Restate, word for word, all of the material shown below.
──────── Material shown
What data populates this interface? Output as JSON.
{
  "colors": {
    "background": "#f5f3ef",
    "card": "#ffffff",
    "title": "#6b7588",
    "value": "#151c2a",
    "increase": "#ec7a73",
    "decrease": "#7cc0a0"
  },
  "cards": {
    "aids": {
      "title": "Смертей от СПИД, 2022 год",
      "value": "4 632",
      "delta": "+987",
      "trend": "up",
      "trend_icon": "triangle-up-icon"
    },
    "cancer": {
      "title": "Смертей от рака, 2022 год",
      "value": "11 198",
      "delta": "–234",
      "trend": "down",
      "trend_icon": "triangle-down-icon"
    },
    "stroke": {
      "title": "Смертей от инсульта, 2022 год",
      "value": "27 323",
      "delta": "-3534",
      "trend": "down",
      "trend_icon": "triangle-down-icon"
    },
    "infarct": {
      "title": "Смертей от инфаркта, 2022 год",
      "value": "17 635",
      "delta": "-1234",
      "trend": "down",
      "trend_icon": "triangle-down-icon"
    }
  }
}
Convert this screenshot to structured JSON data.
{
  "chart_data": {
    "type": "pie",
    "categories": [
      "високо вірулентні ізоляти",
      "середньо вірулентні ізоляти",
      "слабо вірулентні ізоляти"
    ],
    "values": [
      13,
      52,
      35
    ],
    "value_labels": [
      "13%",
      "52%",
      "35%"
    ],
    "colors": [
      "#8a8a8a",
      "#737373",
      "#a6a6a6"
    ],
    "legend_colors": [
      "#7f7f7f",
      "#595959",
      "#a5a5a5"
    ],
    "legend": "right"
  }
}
────────────────
**Solution for this task**:
What data populates this interface? Output as JSON.
{
  "colors": {
    "background": "#f5f3ef",
    "card": "#ffffff",
    "title": "#6b7588",
    "value": "#151c2a",
    "increase": "#ec7a73",
    "decrease": "#7cc0a0"
  },
  "cards": {
    "aids": {
      "title": "Смертей от СПИД, 2022 год",
      "value": "4 632",
      "delta": "+987",
      "trend": "up",
      "trend_icon": "triangle-up-icon"
    },
    "cancer": {
      "title": "Смертей от рака, 2022 год",
      "value": "11 198",
      "delta": "–234",
      "trend": "down",
      "trend_icon": "triangle-down-icon"
    },
    "stroke": {
      "title": "Смертей от инсульта, 2022 год",
      "value": "27 323",
      "delta": "-3534",
      "trend": "down",
      "trend_icon": "triangle-down-icon"
    },
    "infarct": {
      "title": "Смертей от инфаркта, 2022 год",
      "value": "17 635",
      "delta": "-1234",
      "trend": "down",
      "trend_icon": "triangle-down-icon"
    }
  }
}
Convert this screenshot to structured JSON data.
{
  "chart_data": {
    "type": "pie",
    "categories": [
      "високо вірулентні ізоляти",
      "середньо вірулентні ізоляти",
      "слабо вірулентні ізоляти"
    ],
    "values": [
      13,
      52,
      35
    ],
    "value_labels": [
      "13%",
      "52%",
      "35%"
    ],
    "colors": [
      "#8a8a8a",
      "#737373",
      "#a6a6a6"
    ],
    "legend_colors": [
      "#7f7f7f",
      "#595959",
      "#a5a5a5"
    ],
    "legend": "right"
  }
}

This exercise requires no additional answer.